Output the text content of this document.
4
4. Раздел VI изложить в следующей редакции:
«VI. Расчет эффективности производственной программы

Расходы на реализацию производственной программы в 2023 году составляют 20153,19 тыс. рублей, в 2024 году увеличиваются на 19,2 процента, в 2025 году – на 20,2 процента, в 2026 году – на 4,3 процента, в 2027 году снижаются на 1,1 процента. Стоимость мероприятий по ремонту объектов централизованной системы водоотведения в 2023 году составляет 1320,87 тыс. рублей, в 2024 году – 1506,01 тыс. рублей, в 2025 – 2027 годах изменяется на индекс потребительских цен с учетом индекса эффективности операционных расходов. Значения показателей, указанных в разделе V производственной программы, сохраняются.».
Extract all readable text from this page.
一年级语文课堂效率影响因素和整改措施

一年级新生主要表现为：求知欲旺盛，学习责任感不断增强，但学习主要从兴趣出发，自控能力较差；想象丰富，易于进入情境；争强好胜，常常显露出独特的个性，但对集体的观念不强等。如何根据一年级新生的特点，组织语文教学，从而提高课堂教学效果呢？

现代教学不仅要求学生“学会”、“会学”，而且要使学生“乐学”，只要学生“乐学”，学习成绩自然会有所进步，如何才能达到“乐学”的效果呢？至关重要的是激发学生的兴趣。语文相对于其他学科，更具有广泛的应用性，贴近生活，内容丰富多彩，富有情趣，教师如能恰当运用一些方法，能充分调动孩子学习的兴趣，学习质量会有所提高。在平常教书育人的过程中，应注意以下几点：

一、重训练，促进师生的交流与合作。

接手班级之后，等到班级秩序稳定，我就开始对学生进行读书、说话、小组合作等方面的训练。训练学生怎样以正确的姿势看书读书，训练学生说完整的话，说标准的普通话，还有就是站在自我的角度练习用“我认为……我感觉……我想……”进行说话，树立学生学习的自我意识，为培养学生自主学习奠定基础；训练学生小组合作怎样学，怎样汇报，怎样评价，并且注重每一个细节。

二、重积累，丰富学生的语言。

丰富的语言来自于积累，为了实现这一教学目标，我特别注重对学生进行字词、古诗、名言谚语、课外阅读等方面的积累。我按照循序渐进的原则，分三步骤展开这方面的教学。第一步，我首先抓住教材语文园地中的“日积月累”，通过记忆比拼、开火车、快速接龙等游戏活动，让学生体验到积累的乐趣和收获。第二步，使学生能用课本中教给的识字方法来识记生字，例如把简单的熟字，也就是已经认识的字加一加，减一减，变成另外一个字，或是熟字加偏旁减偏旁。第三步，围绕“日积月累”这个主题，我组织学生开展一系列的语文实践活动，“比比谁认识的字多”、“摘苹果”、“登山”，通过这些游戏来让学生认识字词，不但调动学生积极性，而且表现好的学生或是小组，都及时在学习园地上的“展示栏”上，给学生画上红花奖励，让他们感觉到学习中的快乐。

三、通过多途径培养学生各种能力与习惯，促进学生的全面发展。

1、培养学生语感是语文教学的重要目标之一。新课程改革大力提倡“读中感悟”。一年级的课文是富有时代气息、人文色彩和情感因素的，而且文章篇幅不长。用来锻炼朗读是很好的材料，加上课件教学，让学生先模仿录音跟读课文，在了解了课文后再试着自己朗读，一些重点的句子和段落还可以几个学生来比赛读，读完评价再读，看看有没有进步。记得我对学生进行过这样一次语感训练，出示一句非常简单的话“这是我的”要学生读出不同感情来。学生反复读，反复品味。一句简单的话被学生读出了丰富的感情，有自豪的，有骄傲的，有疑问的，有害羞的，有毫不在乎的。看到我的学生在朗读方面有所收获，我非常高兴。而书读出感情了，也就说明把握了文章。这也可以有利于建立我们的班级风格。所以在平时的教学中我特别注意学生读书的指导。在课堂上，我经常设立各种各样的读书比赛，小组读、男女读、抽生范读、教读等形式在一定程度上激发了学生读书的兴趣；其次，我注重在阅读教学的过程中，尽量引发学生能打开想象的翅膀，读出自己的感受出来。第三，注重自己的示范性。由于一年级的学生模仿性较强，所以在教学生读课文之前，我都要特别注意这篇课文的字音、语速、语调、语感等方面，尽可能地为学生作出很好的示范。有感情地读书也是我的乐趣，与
————————
▶ Problem to work on
Search the entries for the word "программы" and copy every line that has it.

▶ Solution to the exercise
«VI. Расчет эффективности производственной программы
Расходы на реализацию производственной программы в 2023 году составляют 20153,19 тыс. рублей, в 2024 году увеличиваются на 19,2 процента, в 2025 году – на 20,2 процента, в 2026 году – на 4,3 процента, в 2027 году снижаются на 1,1 процента. Стоимость мероприятий по ремонту объектов централизованной системы водоотведения в 2023 году составляет 1320,87 тыс. рублей, в 2024 году – 1506,01 тыс. рублей, в 2025 – 2027 годах изменяется на индекс потребительских цен с учетом индекса эффективности операционных расходов. Значения показателей, указанных в разделе V производственной программы, сохраняются.».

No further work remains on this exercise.